____ Exercise materials

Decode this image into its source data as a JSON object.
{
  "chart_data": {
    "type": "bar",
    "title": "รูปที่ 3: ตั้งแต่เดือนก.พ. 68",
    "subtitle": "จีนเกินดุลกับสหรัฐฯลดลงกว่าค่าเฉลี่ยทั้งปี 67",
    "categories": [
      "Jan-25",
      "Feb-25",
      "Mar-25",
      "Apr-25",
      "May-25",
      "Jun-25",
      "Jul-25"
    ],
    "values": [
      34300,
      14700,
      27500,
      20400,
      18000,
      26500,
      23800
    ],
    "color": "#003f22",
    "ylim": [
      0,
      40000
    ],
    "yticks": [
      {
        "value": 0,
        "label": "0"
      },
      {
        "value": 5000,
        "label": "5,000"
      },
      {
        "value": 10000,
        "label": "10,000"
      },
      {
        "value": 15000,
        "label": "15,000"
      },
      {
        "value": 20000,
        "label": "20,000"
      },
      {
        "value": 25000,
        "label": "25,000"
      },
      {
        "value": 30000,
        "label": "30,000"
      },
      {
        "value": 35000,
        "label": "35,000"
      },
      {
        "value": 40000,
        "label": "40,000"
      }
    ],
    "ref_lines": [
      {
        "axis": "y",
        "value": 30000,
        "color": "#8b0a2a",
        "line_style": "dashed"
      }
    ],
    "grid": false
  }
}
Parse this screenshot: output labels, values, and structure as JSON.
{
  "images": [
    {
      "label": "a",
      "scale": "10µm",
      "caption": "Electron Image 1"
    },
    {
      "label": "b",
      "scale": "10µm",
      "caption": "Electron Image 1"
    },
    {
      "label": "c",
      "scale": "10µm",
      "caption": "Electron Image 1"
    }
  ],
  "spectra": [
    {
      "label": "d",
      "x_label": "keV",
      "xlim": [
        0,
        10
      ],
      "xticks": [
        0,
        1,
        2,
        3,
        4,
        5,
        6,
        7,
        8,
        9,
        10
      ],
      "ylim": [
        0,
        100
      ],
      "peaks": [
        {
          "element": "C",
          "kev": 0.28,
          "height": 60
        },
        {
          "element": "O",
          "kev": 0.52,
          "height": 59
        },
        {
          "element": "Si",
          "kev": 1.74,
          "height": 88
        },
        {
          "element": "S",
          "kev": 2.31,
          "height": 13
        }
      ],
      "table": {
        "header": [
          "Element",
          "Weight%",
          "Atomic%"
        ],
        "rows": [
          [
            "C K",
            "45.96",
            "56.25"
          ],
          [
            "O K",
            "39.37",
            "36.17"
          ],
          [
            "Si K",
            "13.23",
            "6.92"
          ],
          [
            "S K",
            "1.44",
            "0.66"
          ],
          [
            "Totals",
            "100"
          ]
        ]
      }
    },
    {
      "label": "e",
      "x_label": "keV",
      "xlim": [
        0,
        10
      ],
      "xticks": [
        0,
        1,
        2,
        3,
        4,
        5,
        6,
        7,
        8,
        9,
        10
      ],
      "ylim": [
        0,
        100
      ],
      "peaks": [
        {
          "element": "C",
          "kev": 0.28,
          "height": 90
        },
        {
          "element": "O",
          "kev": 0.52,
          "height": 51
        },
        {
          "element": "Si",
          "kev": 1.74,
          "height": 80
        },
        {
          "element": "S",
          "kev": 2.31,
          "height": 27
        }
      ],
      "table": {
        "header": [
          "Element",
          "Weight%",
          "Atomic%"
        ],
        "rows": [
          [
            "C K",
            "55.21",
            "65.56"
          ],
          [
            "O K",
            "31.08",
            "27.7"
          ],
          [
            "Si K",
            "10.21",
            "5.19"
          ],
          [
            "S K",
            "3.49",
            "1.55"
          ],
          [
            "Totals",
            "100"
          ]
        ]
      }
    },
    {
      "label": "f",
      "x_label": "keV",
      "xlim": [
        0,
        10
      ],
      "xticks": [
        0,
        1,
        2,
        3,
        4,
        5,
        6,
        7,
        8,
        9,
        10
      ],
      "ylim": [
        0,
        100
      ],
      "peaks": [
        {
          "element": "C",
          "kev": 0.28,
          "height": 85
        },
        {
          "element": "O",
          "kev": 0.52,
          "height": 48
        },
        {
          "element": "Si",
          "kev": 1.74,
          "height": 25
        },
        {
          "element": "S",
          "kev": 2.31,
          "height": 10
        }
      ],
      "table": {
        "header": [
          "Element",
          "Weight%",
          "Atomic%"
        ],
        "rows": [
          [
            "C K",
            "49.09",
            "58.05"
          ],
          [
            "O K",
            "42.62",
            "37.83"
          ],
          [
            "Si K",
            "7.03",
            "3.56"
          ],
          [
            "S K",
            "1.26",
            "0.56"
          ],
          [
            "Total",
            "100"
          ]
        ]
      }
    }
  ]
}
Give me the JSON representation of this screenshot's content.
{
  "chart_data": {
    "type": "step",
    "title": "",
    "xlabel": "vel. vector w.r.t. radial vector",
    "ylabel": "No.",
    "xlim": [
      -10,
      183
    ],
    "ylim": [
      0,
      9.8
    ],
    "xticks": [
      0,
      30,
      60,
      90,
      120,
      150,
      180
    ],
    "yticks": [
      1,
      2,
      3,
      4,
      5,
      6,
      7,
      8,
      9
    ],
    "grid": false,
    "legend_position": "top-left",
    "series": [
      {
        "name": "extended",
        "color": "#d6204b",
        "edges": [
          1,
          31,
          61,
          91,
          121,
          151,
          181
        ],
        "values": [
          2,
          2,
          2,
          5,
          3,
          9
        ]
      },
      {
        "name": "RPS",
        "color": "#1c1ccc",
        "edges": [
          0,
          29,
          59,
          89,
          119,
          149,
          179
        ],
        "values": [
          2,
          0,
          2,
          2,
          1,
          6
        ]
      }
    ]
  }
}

________

> _Requirement_: Check every line for "this" and show the ones that have it.

> _Result of the task_:
Decode this image into its source data as a JSON object.
Parse this screenshot: output labels, values, and structure as JSON.
Give me the JSON representation of this screenshot's content.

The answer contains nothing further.